Pull out from the material below all lines with "Activation".

Part of a data file
— begin —

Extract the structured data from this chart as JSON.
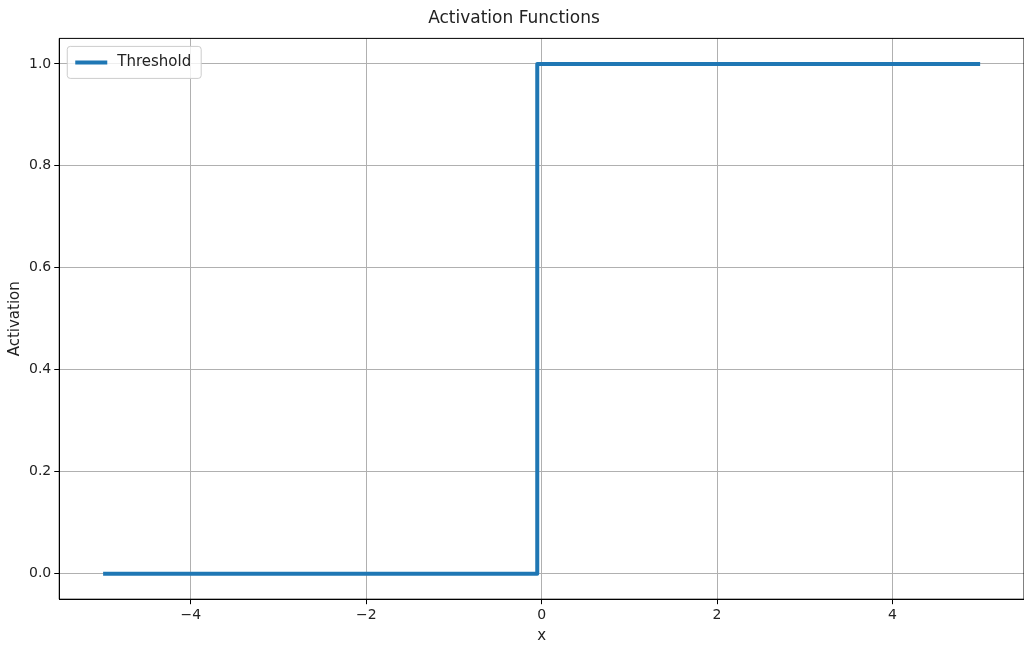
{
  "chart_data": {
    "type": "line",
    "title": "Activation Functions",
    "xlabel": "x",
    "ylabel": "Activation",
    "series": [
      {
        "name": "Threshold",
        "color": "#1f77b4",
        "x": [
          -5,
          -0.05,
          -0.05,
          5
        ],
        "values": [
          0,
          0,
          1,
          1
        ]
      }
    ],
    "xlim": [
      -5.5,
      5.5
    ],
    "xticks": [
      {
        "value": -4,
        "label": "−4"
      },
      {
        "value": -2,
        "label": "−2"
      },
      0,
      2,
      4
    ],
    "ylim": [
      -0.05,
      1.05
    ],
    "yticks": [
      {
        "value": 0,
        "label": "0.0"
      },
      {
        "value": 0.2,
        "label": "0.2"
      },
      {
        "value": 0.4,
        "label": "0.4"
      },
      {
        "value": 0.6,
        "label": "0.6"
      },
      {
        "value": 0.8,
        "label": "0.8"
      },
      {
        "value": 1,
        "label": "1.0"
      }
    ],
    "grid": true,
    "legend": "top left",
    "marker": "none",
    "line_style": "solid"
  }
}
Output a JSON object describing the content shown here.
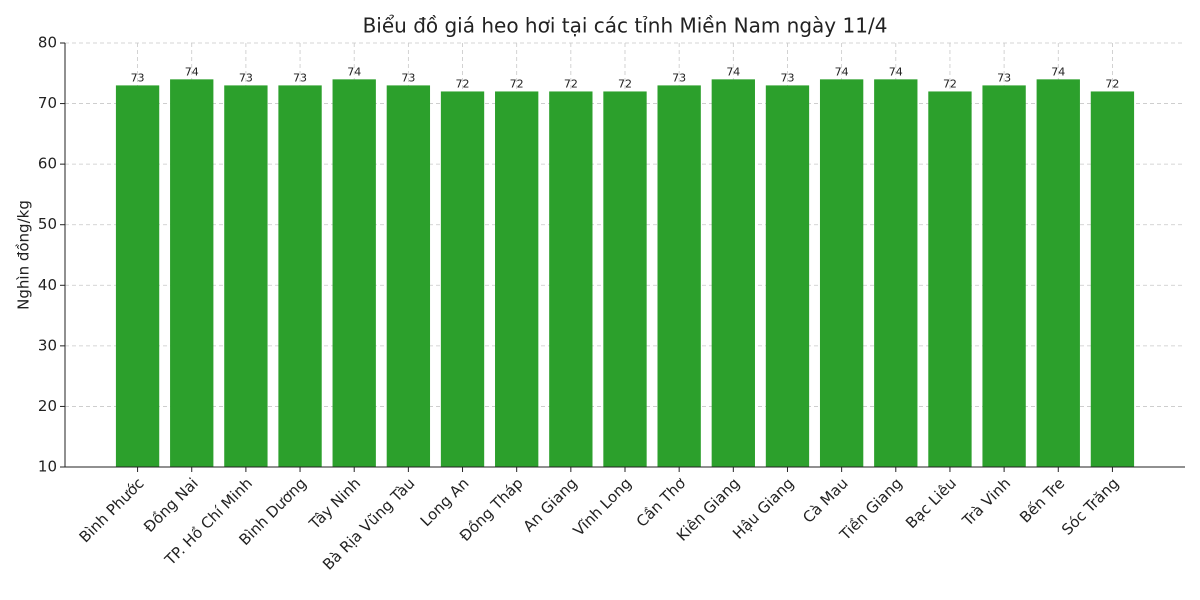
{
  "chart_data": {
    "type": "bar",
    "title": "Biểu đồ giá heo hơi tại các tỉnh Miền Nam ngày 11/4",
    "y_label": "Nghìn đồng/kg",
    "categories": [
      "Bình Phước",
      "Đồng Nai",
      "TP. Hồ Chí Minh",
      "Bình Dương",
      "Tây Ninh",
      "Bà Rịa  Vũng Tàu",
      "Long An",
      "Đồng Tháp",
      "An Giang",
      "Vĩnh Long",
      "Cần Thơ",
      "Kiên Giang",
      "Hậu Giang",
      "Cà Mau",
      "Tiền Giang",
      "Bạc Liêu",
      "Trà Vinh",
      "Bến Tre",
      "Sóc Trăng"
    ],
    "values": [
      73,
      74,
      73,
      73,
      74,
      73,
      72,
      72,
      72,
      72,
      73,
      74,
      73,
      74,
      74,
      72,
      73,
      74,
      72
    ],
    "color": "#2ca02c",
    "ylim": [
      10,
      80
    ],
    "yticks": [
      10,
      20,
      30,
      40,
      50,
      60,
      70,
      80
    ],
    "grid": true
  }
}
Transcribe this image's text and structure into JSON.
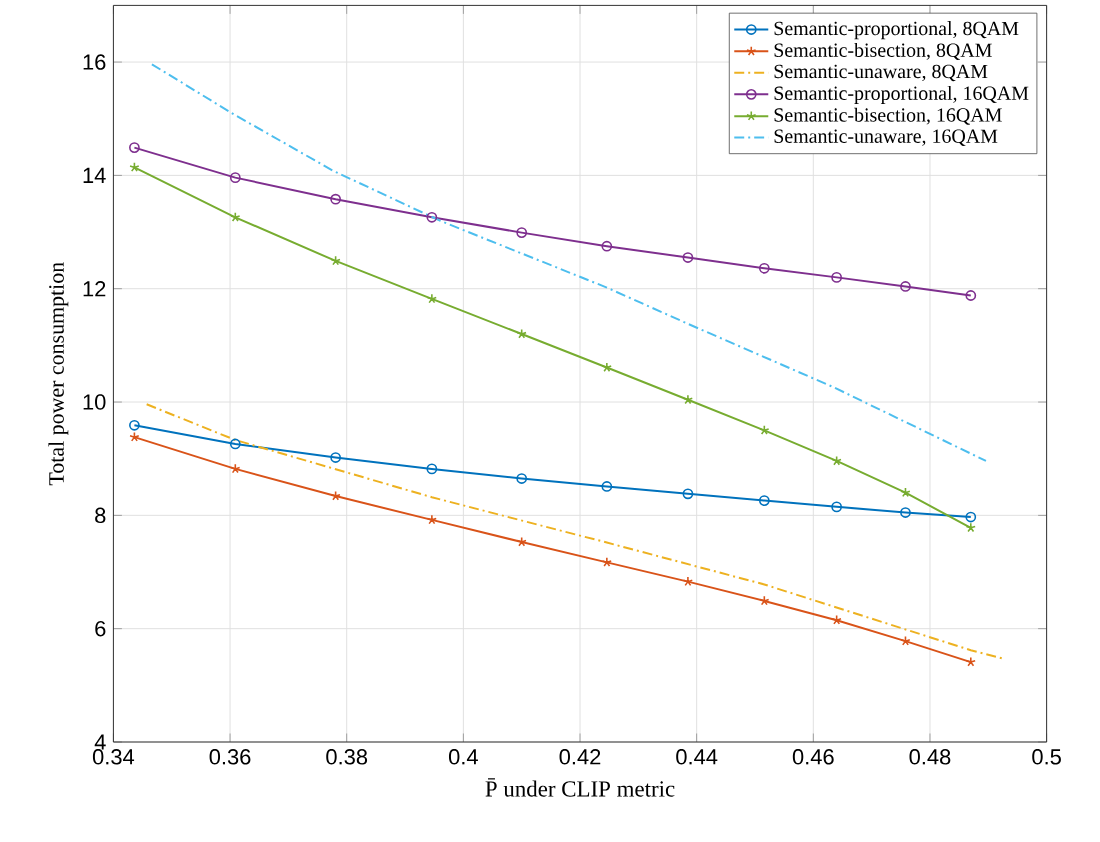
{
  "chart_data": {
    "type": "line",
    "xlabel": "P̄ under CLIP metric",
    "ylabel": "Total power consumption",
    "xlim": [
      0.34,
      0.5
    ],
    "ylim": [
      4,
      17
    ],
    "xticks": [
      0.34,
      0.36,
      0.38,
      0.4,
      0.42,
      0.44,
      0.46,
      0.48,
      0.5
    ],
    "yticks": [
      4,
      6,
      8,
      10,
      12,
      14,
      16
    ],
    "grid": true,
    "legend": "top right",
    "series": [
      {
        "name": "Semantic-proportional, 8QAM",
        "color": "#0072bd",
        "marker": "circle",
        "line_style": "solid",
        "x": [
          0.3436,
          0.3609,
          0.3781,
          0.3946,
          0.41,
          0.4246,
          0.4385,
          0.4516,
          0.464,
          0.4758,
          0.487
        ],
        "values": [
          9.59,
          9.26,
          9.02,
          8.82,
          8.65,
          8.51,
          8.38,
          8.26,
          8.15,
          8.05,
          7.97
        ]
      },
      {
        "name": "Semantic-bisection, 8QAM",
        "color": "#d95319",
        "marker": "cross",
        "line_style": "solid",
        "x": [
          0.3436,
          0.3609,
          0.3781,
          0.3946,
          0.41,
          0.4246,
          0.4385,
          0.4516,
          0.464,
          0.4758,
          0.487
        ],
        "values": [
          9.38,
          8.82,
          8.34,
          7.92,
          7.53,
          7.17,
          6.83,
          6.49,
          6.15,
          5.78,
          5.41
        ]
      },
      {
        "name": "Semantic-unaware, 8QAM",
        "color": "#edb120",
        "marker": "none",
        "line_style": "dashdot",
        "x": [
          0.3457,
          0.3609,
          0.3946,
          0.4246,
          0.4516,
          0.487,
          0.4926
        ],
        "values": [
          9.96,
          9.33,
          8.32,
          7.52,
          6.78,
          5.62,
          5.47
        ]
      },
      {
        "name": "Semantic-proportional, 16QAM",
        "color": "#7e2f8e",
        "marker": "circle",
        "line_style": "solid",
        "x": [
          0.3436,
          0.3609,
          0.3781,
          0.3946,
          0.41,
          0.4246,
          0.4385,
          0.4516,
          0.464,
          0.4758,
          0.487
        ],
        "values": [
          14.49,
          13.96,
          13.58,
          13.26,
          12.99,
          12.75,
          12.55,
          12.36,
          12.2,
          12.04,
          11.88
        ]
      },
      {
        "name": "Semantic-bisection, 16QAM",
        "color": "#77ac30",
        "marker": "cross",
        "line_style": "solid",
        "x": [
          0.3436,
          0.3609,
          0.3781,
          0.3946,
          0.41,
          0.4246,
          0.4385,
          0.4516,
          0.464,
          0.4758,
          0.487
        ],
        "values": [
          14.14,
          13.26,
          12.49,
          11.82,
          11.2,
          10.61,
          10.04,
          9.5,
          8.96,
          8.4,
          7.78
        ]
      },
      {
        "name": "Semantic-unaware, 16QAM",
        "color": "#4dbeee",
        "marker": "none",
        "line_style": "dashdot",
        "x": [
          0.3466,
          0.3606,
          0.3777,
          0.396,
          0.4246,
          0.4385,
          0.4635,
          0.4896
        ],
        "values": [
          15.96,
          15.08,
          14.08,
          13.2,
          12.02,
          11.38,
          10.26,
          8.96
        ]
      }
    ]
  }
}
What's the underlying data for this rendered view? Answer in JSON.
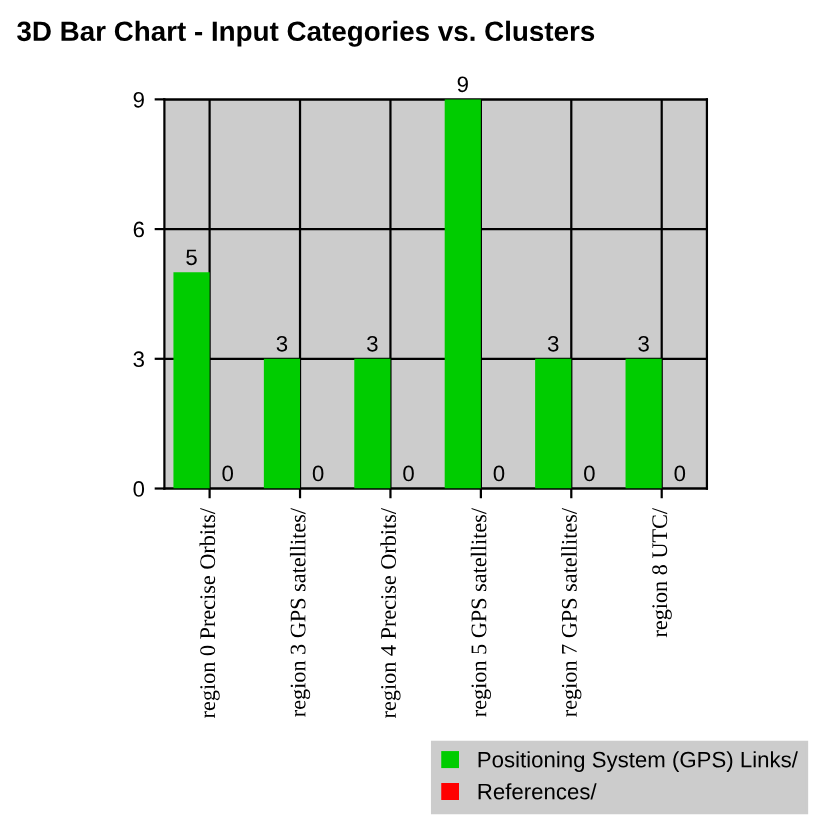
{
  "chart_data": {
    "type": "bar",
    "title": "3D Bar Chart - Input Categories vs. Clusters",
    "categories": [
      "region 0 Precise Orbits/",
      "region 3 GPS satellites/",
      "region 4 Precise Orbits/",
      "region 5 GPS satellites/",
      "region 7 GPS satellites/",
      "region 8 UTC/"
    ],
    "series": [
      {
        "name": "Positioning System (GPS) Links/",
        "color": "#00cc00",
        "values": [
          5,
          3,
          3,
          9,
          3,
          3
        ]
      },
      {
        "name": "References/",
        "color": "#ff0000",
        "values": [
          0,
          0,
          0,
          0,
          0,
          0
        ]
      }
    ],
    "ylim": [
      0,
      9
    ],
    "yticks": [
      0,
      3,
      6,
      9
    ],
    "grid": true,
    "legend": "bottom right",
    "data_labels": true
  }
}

— end —

Expected output ▸
    "title": "Activation Functions",
    "ylabel": "Activation",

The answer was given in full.